Report the total number of lines that include the string "step", without any other text.

--- Begin ---

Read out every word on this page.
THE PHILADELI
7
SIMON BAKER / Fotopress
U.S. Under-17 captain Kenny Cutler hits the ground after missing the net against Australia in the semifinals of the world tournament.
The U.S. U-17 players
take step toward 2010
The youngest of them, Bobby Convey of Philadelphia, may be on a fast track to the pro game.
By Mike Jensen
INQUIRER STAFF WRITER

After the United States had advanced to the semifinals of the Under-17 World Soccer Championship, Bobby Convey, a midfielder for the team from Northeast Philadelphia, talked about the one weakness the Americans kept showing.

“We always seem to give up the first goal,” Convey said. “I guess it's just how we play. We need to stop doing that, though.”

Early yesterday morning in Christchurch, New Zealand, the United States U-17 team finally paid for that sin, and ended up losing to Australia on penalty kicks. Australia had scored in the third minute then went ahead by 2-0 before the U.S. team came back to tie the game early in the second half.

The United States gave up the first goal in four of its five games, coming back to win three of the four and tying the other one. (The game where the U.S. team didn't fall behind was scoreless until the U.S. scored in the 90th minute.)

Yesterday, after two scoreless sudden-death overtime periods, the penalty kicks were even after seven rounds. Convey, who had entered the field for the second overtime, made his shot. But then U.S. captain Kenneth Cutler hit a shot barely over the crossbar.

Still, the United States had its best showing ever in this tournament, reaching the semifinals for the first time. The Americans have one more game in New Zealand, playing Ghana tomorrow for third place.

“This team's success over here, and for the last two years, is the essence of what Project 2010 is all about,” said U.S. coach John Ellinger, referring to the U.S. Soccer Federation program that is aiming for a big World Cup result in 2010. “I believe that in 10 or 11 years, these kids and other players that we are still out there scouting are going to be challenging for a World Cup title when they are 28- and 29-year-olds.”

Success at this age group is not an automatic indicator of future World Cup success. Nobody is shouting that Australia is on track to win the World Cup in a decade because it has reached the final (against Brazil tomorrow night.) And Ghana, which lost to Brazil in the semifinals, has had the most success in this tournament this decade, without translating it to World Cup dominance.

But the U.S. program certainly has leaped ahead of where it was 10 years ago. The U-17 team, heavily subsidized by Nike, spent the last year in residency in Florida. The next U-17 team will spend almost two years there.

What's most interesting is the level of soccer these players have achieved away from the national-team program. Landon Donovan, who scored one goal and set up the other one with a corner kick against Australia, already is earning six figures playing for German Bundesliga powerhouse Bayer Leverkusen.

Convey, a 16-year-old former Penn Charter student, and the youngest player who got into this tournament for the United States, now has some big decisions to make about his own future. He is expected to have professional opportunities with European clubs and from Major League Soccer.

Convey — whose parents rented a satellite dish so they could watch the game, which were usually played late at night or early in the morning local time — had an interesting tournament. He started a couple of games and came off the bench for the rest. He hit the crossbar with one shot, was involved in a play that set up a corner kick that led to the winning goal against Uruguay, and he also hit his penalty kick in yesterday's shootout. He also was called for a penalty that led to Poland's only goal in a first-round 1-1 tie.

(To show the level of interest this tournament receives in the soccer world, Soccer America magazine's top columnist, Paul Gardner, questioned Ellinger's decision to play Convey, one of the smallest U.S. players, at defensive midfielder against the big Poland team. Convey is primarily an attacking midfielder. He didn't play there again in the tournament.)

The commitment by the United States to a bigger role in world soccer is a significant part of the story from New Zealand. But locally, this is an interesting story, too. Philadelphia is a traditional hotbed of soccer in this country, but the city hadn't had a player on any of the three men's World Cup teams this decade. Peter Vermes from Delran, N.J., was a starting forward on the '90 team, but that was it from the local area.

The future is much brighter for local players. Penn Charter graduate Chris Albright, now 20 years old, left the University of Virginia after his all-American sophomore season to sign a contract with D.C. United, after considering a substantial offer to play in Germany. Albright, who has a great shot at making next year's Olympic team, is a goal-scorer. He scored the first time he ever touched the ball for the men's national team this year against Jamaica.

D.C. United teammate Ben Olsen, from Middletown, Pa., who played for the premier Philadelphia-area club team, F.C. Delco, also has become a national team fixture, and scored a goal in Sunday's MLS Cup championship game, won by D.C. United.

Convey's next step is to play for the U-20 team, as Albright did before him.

--- End ---

:: Response to this task ::
2